Predicting Wireless Quality of Service in Multi-Domain Environments

202151026 Arelli Gnapika
202151025 Ansh zala
202151038 Bairoju Sathwika

Project Overview

This project focuses on predicting wireless Quality of Service (QoS) metrics such as latency, throughput, and reliability in multi-domain environments. Using the Berlin V2X dataset and CatBoost (CBC), the analysis explores how network parameters influence QoS and how predictive models can optimize it.

Objectives

To preprocess and analyze the Berlin V2X dataset.
To implement and evaluate the CatBoost Regressor for predicting QoS.
To derive insights into the importance of features affecting QoS.
To visualize results for better interpretability.

Workflow

1. Data Preprocessing

Steps:

Loading the Dataset: The Berlin V2X dataset was loaded and inspected for initial understanding.
Handling Missing Values:
- Missing values were imputed using the SimpleImputer with mean and median strategies.
- Categorical columns were encoded using the OrdinalEncoder.
Scaling Features: Numerical features were scaled using StandardScaler and MinMaxScaler to normalize the data for better model performance.

Visualization:

missing values for training set:
missing values for testing set:

2. Exploratory Data Analysis (EDA)

Steps:

Correlation Analysis: Examined relationships between features and target variables using correlation heatmaps.
Feature Importance: Identified significant features influencing QoS metrics.

Visualizations:

Correlation Heatmaps:

3. Model Training and Evaluation

Steps:

Model Selection:
- Implemented CatBoost Regressor as the primary model for prediction.

TASKS TO PERFORM ▸
(1) Summarize the wireless QoS project description in two sentences.
(2) From the wireless QoS project description, return word for word the passage starting with "To implement and" and going on through "for better interpretability.".

ROWS ▸

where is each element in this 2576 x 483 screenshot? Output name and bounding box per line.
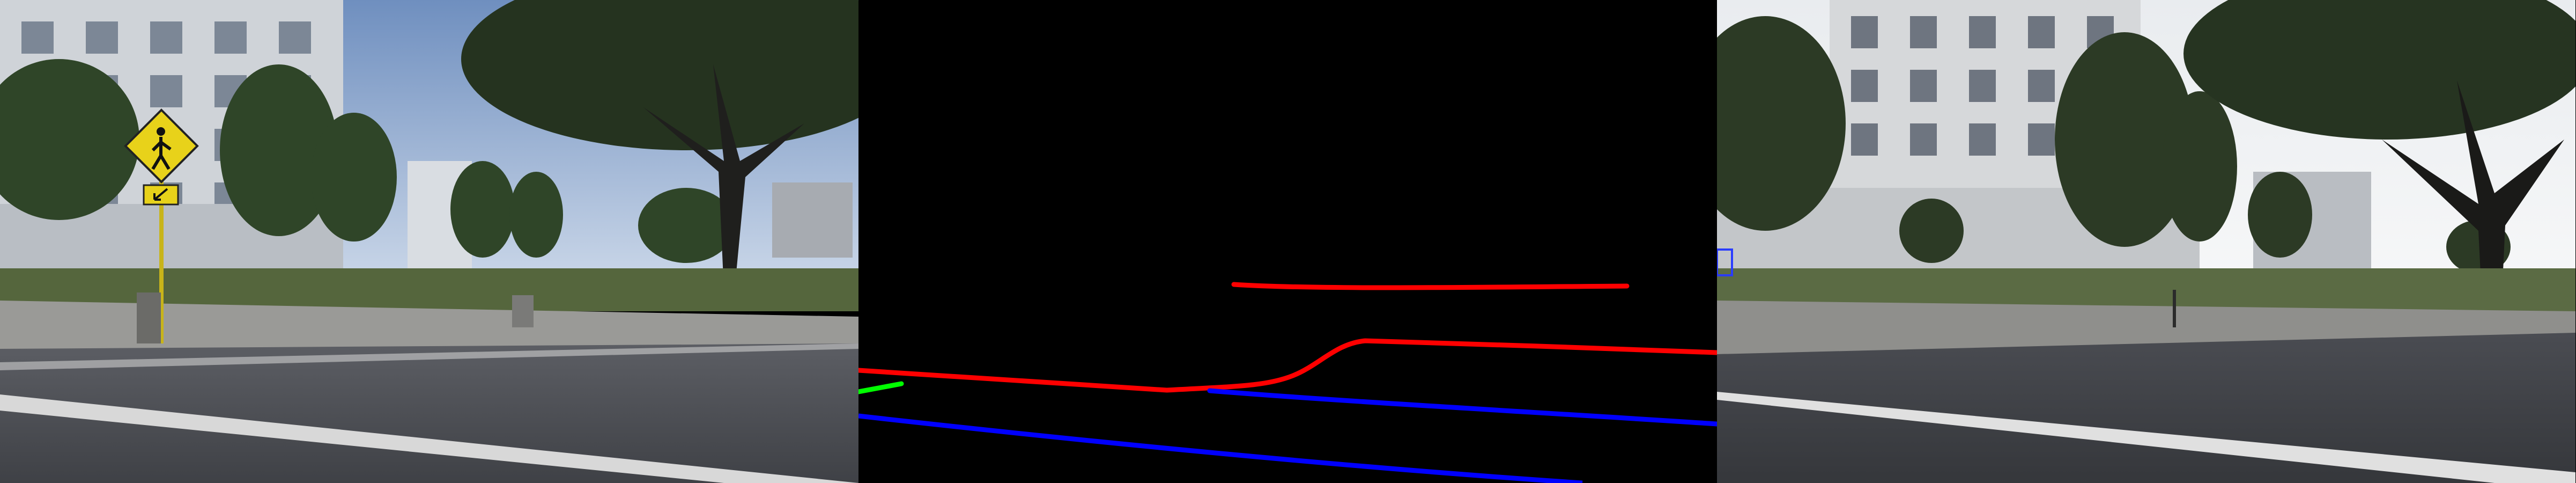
large-tree	[461, 0, 858, 290]
lane-map-panel	[858, 0, 1717, 483]
road-edge-line	[0, 394, 858, 483]
lane-boundary-red-far	[1231, 282, 1630, 290]
detection-box	[1717, 248, 1733, 276]
camera-view-image	[0, 0, 858, 483]
lane-divider-blue-right	[1207, 388, 1717, 427]
large-tree	[2183, 0, 2575, 338]
lane-segment-green	[858, 381, 904, 394]
lane-marking	[0, 343, 858, 370]
bollard	[512, 295, 534, 327]
sidewalk	[0, 301, 858, 349]
generated-view-image	[1717, 0, 2575, 483]
road	[0, 343, 858, 483]
pedestrian-crossing-sign	[124, 108, 199, 343]
map-background	[858, 0, 1717, 483]
bollard	[137, 292, 161, 343]
pedestrian-icon	[157, 127, 165, 136]
generated-view-right-panel	[1717, 0, 2575, 483]
camera-view-left-panel	[0, 0, 858, 483]
lane-map-canvas	[858, 0, 1717, 483]
road	[1717, 333, 2575, 483]
road-edge-line	[1717, 392, 2575, 483]
trees	[0, 59, 735, 263]
pole	[2173, 290, 2176, 327]
trees	[1717, 16, 2511, 274]
distant-building	[772, 182, 853, 258]
arrow-icon	[153, 188, 168, 201]
lane-boundary-red-near	[858, 338, 1717, 393]
lane-divider-blue-bottom	[858, 413, 1583, 483]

SOLUTIONS PER TASK ▸
(1) The project predicts wireless Quality of Service metrics such as latency, throughput, and reliability in multi-domain environments, using the Berlin V2X dataset and a CatBoost Regressor. Its workflow preprocesses the dataset by imputing missing values, encoding categorical columns, and scaling numerical features, then examines feature relationships with correlation heatmaps and feature importance before model training and evaluation.

(2)
To implement and evaluate the CatBoost Regressor for predicting QoS.
To derive insights into the importance of features affecting QoS.
To visualize results for better interpretability.